◆ YOUR GOAL ◆
Copy all records verbatim.
** BEGIN **
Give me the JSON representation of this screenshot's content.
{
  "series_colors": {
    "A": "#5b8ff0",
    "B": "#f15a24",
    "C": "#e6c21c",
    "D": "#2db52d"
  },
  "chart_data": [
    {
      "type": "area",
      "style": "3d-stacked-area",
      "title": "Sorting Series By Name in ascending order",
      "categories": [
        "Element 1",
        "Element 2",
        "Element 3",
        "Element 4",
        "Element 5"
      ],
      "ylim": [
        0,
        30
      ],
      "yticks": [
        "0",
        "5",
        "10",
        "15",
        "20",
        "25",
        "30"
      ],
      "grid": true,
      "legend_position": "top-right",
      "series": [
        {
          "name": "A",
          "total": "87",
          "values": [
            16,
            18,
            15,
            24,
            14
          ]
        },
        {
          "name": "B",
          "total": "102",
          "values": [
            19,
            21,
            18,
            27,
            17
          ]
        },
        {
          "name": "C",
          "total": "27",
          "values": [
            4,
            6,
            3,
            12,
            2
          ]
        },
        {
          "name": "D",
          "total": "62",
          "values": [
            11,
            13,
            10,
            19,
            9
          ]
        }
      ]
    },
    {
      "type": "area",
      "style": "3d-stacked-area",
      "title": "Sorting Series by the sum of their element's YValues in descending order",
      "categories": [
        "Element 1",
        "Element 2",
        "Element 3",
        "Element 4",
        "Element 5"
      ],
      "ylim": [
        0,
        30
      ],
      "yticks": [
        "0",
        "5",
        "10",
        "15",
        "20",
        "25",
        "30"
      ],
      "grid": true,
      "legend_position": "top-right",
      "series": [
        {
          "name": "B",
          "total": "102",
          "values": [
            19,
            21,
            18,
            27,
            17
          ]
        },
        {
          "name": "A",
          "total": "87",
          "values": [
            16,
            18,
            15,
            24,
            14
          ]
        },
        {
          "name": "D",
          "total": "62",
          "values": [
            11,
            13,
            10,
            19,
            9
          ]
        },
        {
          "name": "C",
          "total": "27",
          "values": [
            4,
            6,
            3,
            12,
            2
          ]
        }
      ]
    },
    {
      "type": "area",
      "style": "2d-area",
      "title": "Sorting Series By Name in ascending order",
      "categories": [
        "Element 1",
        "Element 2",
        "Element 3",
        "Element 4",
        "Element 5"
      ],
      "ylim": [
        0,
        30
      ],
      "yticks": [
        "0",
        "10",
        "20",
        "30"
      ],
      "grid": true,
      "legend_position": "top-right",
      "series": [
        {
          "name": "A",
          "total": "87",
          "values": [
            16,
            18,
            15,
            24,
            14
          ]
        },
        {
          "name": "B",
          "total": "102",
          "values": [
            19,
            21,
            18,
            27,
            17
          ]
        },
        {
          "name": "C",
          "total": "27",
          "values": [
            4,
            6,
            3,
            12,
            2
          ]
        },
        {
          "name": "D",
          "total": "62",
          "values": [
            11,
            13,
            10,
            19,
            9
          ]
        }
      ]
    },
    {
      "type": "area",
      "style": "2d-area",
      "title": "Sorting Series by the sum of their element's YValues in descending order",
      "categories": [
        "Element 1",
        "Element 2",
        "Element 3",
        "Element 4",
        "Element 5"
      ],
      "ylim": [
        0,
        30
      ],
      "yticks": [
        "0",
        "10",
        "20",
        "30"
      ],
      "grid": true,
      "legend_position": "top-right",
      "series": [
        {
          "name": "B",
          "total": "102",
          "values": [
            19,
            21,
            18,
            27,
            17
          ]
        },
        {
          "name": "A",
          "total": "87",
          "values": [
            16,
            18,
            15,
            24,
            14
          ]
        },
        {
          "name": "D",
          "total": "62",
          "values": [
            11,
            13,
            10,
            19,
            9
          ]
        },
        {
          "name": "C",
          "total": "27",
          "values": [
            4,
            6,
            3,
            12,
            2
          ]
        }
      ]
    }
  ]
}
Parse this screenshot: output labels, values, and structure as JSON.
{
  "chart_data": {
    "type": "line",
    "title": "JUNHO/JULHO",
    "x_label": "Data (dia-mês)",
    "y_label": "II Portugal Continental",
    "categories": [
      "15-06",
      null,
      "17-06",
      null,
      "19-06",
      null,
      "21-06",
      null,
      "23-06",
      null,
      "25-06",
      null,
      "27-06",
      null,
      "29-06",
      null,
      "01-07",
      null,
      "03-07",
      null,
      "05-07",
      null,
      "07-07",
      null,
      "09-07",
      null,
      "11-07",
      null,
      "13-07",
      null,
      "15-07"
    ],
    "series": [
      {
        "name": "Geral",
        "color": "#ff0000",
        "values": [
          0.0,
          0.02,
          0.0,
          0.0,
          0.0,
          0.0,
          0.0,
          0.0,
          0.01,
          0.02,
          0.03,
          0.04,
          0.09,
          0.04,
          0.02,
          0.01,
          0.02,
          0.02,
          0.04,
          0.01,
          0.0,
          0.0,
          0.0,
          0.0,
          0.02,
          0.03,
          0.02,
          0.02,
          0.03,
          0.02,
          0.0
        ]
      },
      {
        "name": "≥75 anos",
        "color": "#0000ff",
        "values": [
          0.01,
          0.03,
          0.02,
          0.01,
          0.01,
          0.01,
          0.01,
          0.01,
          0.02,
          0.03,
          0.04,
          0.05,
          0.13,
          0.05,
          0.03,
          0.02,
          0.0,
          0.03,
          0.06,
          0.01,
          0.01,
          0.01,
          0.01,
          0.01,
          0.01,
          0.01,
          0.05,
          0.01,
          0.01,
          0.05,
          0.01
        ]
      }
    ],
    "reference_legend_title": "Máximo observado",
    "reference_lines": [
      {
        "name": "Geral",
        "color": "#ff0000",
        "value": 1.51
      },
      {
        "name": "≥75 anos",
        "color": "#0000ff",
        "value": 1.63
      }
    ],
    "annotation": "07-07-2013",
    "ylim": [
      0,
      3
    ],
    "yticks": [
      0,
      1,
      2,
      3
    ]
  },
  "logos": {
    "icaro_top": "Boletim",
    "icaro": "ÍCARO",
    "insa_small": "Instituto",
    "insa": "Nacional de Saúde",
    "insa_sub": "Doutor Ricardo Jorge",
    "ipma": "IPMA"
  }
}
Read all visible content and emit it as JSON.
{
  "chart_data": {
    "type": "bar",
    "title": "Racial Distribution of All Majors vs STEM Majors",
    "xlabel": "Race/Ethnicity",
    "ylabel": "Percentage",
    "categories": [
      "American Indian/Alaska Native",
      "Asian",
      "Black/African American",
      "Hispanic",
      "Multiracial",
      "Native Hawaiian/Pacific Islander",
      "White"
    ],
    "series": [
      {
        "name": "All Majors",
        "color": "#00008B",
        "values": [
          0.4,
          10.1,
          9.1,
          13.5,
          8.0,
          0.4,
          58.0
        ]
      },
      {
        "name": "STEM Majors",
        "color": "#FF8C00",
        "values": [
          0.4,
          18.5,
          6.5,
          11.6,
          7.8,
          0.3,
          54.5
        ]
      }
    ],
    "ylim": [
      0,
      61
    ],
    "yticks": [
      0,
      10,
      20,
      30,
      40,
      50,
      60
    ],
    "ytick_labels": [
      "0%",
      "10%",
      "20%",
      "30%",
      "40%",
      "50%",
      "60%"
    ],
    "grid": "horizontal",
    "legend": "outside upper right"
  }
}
** END **
◆ RESPONSE ◆
Give me the JSON representation of this screenshot's content.
{
  "series_colors": {
    "A": "#5b8ff0",
    "B": "#f15a24",
    "C": "#e6c21c",
    "D": "#2db52d"
  },
  "chart_data": [
    {
      "type": "area",
      "style": "3d-stacked-area",
      "title": "Sorting Series By Name in ascending order",
      "categories": [
        "Element 1",
        "Element 2",
        "Element 3",
        "Element 4",
        "Element 5"
      ],
      "ylim": [
        0,
        30
      ],
      "yticks": [
        "0",
        "5",
        "10",
        "15",
        "20",
        "25",
        "30"
      ],
      "grid": true,
      "legend_position": "top-right",
      "series": [
        {
          "name": "A",
          "total": "87",
          "values": [
            16,
            18,
            15,
            24,
            14
          ]
        },
        {
          "name": "B",
          "total": "102",
          "values": [
            19,
            21,
            18,
            27,
            17
          ]
        },
        {
          "name": "C",
          "total": "27",
          "values": [
            4,
            6,
            3,
            12,
            2
          ]
        },
        {
          "name": "D",
          "total": "62",
          "values": [
            11,
            13,
            10,
            19,
            9
          ]
        }
      ]
    },
    {
      "type": "area",
      "style": "3d-stacked-area",
      "title": "Sorting Series by the sum of their element's YValues in descending order",
      "categories": [
        "Element 1",
        "Element 2",
        "Element 3",
        "Element 4",
        "Element 5"
      ],
      "ylim": [
        0,
        30
      ],
      "yticks": [
        "0",
        "5",
        "10",
        "15",
        "20",
        "25",
        "30"
      ],
      "grid": true,
      "legend_position": "top-right",
      "series": [
        {
          "name": "B",
          "total": "102",
          "values": [
            19,
            21,
            18,
            27,
            17
          ]
        },
        {
          "name": "A",
          "total": "87",
          "values": [
            16,
            18,
            15,
            24,
            14
          ]
        },
        {
          "name": "D",
          "total": "62",
          "values": [
            11,
            13,
            10,
            19,
            9
          ]
        },
        {
          "name": "C",
          "total": "27",
          "values": [
            4,
            6,
            3,
            12,
            2
          ]
        }
      ]
    },
    {
      "type": "area",
      "style": "2d-area",
      "title": "Sorting Series By Name in ascending order",
      "categories": [
        "Element 1",
        "Element 2",
        "Element 3",
        "Element 4",
        "Element 5"
      ],
      "ylim": [
        0,
        30
      ],
      "yticks": [
        "0",
        "10",
        "20",
        "30"
      ],
      "grid": true,
      "legend_position": "top-right",
      "series": [
        {
          "name": "A",
          "total": "87",
          "values": [
            16,
            18,
            15,
            24,
            14
          ]
        },
        {
          "name": "B",
          "total": "102",
          "values": [
            19,
            21,
            18,
            27,
            17
          ]
        },
        {
          "name": "C",
          "total": "27",
          "values": [
            4,
            6,
            3,
            12,
            2
          ]
        },
        {
          "name": "D",
          "total": "62",
          "values": [
            11,
            13,
            10,
            19,
            9
          ]
        }
      ]
    },
    {
      "type": "area",
      "style": "2d-area",
      "title": "Sorting Series by the sum of their element's YValues in descending order",
      "categories": [
        "Element 1",
        "Element 2",
        "Element 3",
        "Element 4",
        "Element 5"
      ],
      "ylim": [
        0,
        30
      ],
      "yticks": [
        "0",
        "10",
        "20",
        "30"
      ],
      "grid": true,
      "legend_position": "top-right",
      "series": [
        {
          "name": "B",
          "total": "102",
          "values": [
            19,
            21,
            18,
            27,
            17
          ]
        },
        {
          "name": "A",
          "total": "87",
          "values": [
            16,
            18,
            15,
            24,
            14
          ]
        },
        {
          "name": "D",
          "total": "62",
          "values": [
            11,
            13,
            10,
            19,
            9
          ]
        },
        {
          "name": "C",
          "total": "27",
          "values": [
            4,
            6,
            3,
            12,
            2
          ]
        }
      ]
    }
  ]
}
Parse this screenshot: output labels, values, and structure as JSON.
{
  "chart_data": {
    "type": "line",
    "title": "JUNHO/JULHO",
    "x_label": "Data (dia-mês)",
    "y_label": "II Portugal Continental",
    "categories": [
      "15-06",
      null,
      "17-06",
      null,
      "19-06",
      null,
      "21-06",
      null,
      "23-06",
      null,
      "25-06",
      null,
      "27-06",
      null,
      "29-06",
      null,
      "01-07",
      null,
      "03-07",
      null,
      "05-07",
      null,
      "07-07",
      null,
      "09-07",
      null,
      "11-07",
      null,
      "13-07",
      null,
      "15-07"
    ],
    "series": [
      {
        "name": "Geral",
        "color": "#ff0000",
        "values": [
          0.0,
          0.02,
          0.0,
          0.0,
          0.0,
          0.0,
          0.0,
          0.0,
          0.01,
          0.02,
          0.03,
          0.04,
          0.09,
          0.04,
          0.02,
          0.01,
          0.02,
          0.02,
          0.04,
          0.01,
          0.0,
          0.0,
          0.0,
          0.0,
          0.02,
          0.03,
          0.02,
          0.02,
          0.03,
          0.02,
          0.0
        ]
      },
      {
        "name": "≥75 anos",
        "color": "#0000ff",
        "values": [
          0.01,
          0.03,
          0.02,
          0.01,
          0.01,
          0.01,
          0.01,
          0.01,
          0.02,
          0.03,
          0.04,
          0.05,
          0.13,
          0.05,
          0.03,
          0.02,
          0.0,
          0.03,
          0.06,
          0.01,
          0.01,
          0.01,
          0.01,
          0.01,
          0.01,
          0.01,
          0.05,
          0.01,
          0.01,
          0.05,
          0.01
        ]
      }
    ],
    "reference_legend_title": "Máximo observado",
    "reference_lines": [
      {
        "name": "Geral",
        "color": "#ff0000",
        "value": 1.51
      },
      {
        "name": "≥75 anos",
        "color": "#0000ff",
        "value": 1.63
      }
    ],
    "annotation": "07-07-2013",
    "ylim": [
      0,
      3
    ],
    "yticks": [
      0,
      1,
      2,
      3
    ]
  },
  "logos": {
    "icaro_top": "Boletim",
    "icaro": "ÍCARO",
    "insa_small": "Instituto",
    "insa": "Nacional de Saúde",
    "insa_sub": "Doutor Ricardo Jorge",
    "ipma": "IPMA"
  }
}
Read all visible content and emit it as JSON.
{
  "chart_data": {
    "type": "bar",
    "title": "Racial Distribution of All Majors vs STEM Majors",
    "xlabel": "Race/Ethnicity",
    "ylabel": "Percentage",
    "categories": [
      "American Indian/Alaska Native",
      "Asian",
      "Black/African American",
      "Hispanic",
      "Multiracial",
      "Native Hawaiian/Pacific Islander",
      "White"
    ],
    "series": [
      {
        "name": "All Majors",
        "color": "#00008B",
        "values": [
          0.4,
          10.1,
          9.1,
          13.5,
          8.0,
          0.4,
          58.0
        ]
      },
      {
        "name": "STEM Majors",
        "color": "#FF8C00",
        "values": [
          0.4,
          18.5,
          6.5,
          11.6,
          7.8,
          0.3,
          54.5
        ]
      }
    ],
    "ylim": [
      0,
      61
    ],
    "yticks": [
      0,
      10,
      20,
      30,
      40,
      50,
      60
    ],
    "ytick_labels": [
      "0%",
      "10%",
      "20%",
      "30%",
      "40%",
      "50%",
      "60%"
    ],
    "grid": "horizontal",
    "legend": "outside upper right"
  }
}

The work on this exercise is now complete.